**SHORT PROBLEM:**
Write out each line of the listing as it stands, without the images.

**ENTRIES PROVIDED:**
--- begin ---

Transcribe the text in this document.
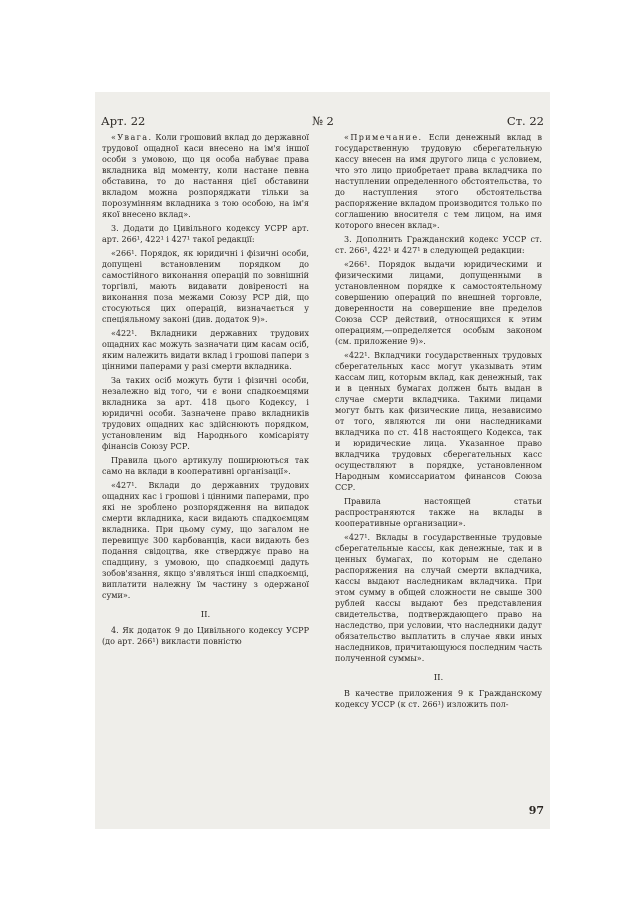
Арт. 22	№ 2	Ст. 22

«Увага. Коли грошовий вклад до державної трудової ощадної каси внесено на ім'я іншої особи з умовою, що ця особа набуває права вкладника від моменту, коли настане певна обставина, то до настання цієї обставини вкладом можна розпоряджати тільки за порозумінням вкладника з тою особою, на ім'я якої внесено вклад».

3. Додати до Цивільного кодексу УСРР арт. арт. 266¹, 422¹ і 427¹ такої редакції:

«266¹. Порядок, як юридичні і фізичні особи, допущені встановленим порядком до самостійного виконання операцій по зовнішній торгівлі, мають видавати довіреності на виконання поза межами Союзу РСР дій, що стосуються цих операцій, визначається у спеціяльному законі (див. додаток 9)».

«422¹. Вкладники державних трудових ощадних кас можуть зазначати цим касам осіб, яким належить видати вклад і грошові папери з цінними паперами у разі смерти вкладника.

За таких осіб можуть бути і фізичні особи, незалежно від того, чи є вони спадкоємцями вкладника за арт. 418 цього Кодексу, і юридичні особи. Зазначене право вкладників трудових ощадних кас здійснюють порядком, установленим від Народнього комісаріяту фінансів Союзу РСР.

Правила цього артикулу поширюються так само на вклади в кооперативні організації».

«427¹. Вклади до державних трудових ощадних кас і грошові і цінними паперами, про які не зроблено розпорядження на випадок смерти вкладника, каси видають спадкоємцям вкладника. При цьому суму, що загалом не перевищує 300 карбованців, каси видають без подання свідоцтва, яке стверджує право на спадщину, з умовою, що спадкоємці дадуть зобов'язання, якщо з'являться інші спадкоємці, виплатити належну їм частину з одержаної суми».

II.

4. Як додаток 9 до Цивільного кодексу УСРР (до арт. 266¹) викласти повністю

«Примечание. Если денежный вклад в государственную трудовую сберегательную кассу внесен на имя другого лица с условием, что это лицо приобретает права вкладчика по наступлении определенного обстоятельства, то до наступления этого обстоятельства распоряжение вкладом производится только по соглашению вносителя с тем лицом, на имя которого внесен вклад».

3. Дополнить Гражданский кодекс УССР ст. ст. 266¹, 422¹ и 427¹ в следующей редакции:

«266¹. Порядок выдачи юридическими и физическими лицами, допущенными в установленном порядке к самостоятельному совершению операций по внешней торговле, доверенности на совершение вне пределов Союза ССР действий, относящихся к этим операциям,—определяется особым законом (см. приложение 9)».

«422¹. Вкладчики государственных трудовых сберегательных касс могут указывать этим кассам лиц, которым вклад, как денежный, так и в ценных бумагах должен быть выдан в случае смерти вкладчика. Такими лицами могут быть как физические лица, независимо от того, являются ли они наследниками вкладчика по ст. 418 настоящего Кодекса, так и юридические лица. Указанное право вкладчика трудовых сберегательных касс осуществляют в порядке, установленном Народным комиссариатом финансов Союза ССР.

Правила настоящей статьи распространяются также на вклады в кооперативные организации».

«427¹. Вклады в государственные трудовые сберегательные кассы, как денежные, так и в ценных бумагах, по которым не сделано распоряжения на случай смерти вкладчика, кассы выдают наследникам вкладчика. При этом сумму в общей сложности не свыше 300 рублей кассы выдают без представления свидетельства, подтверждающего право на наследство, при условии, что наследники дадут обязательство выплатить в случае явки иных наследников, причитающуюся последним часть полученной суммы».

II.

В качестве приложения 9 к Гражданскому кодексу УССР (к ст. 266¹) изложить пол-

97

--- end ---

**FULL SOLUTION:**
Transcribe the text in this document.
Арт. 22	№ 2	Ст. 22

«Увага. Коли грошовий вклад до державної трудової ощадної каси внесено на ім'я іншої особи з умовою, що ця особа набуває права вкладника від моменту, коли настане певна обставина, то до настання цієї обставини вкладом можна розпоряджати тільки за порозумінням вкладника з тою особою, на ім'я якої внесено вклад».

3. Додати до Цивільного кодексу УСРР арт. арт. 266¹, 422¹ і 427¹ такої редакції:

«266¹. Порядок, як юридичні і фізичні особи, допущені встановленим порядком до самостійного виконання операцій по зовнішній торгівлі, мають видавати довіреності на виконання поза межами Союзу РСР дій, що стосуються цих операцій, визначається у спеціяльному законі (див. додаток 9)».

«422¹. Вкладники державних трудових ощадних кас можуть зазначати цим касам осіб, яким належить видати вклад і грошові папери з цінними паперами у разі смерти вкладника.

За таких осіб можуть бути і фізичні особи, незалежно від того, чи є вони спадкоємцями вкладника за арт. 418 цього Кодексу, і юридичні особи. Зазначене право вкладників трудових ощадних кас здійснюють порядком, установленим від Народнього комісаріяту фінансів Союзу РСР.

Правила цього артикулу поширюються так само на вклади в кооперативні організації».

«427¹. Вклади до державних трудових ощадних кас і грошові і цінними паперами, про які не зроблено розпорядження на випадок смерти вкладника, каси видають спадкоємцям вкладника. При цьому суму, що загалом не перевищує 300 карбованців, каси видають без подання свідоцтва, яке стверджує право на спадщину, з умовою, що спадкоємці дадуть зобов'язання, якщо з'являться інші спадкоємці, виплатити належну їм частину з одержаної суми».

II.

4. Як додаток 9 до Цивільного кодексу УСРР (до арт. 266¹) викласти повністю

«Примечание. Если денежный вклад в государственную трудовую сберегательную кассу внесен на имя другого лица с условием, что это лицо приобретает права вкладчика по наступлении определенного обстоятельства, то до наступления этого обстоятельства распоряжение вкладом производится только по соглашению вносителя с тем лицом, на имя которого внесен вклад».

3. Дополнить Гражданский кодекс УССР ст. ст. 266¹, 422¹ и 427¹ в следующей редакции:

«266¹. Порядок выдачи юридическими и физическими лицами, допущенными в установленном порядке к самостоятельному совершению операций по внешней торговле, доверенности на совершение вне пределов Союза ССР действий, относящихся к этим операциям,—определяется особым законом (см. приложение 9)».

«422¹. Вкладчики государственных трудовых сберегательных касс могут указывать этим кассам лиц, которым вклад, как денежный, так и в ценных бумагах должен быть выдан в случае смерти вкладчика. Такими лицами могут быть как физические лица, независимо от того, являются ли они наследниками вкладчика по ст. 418 настоящего Кодекса, так и юридические лица. Указанное право вкладчика трудовых сберегательных касс осуществляют в порядке, установленном Народным комиссариатом финансов Союза ССР.

Правила настоящей статьи распространяются также на вклады в кооперативные организации».

«427¹. Вклады в государственные трудовые сберегательные кассы, как денежные, так и в ценных бумагах, по которым не сделано распоряжения на случай смерти вкладчика, кассы выдают наследникам вкладчика. При этом сумму в общей сложности не свыше 300 рублей кассы выдают без представления свидетельства, подтверждающего право на наследство, при условии, что наследники дадут обязательство выплатить в случае явки иных наследников, причитающуюся последним часть полученной суммы».

II.

В качестве приложения 9 к Гражданскому кодексу УССР (к ст. 266¹) изложить пол-

97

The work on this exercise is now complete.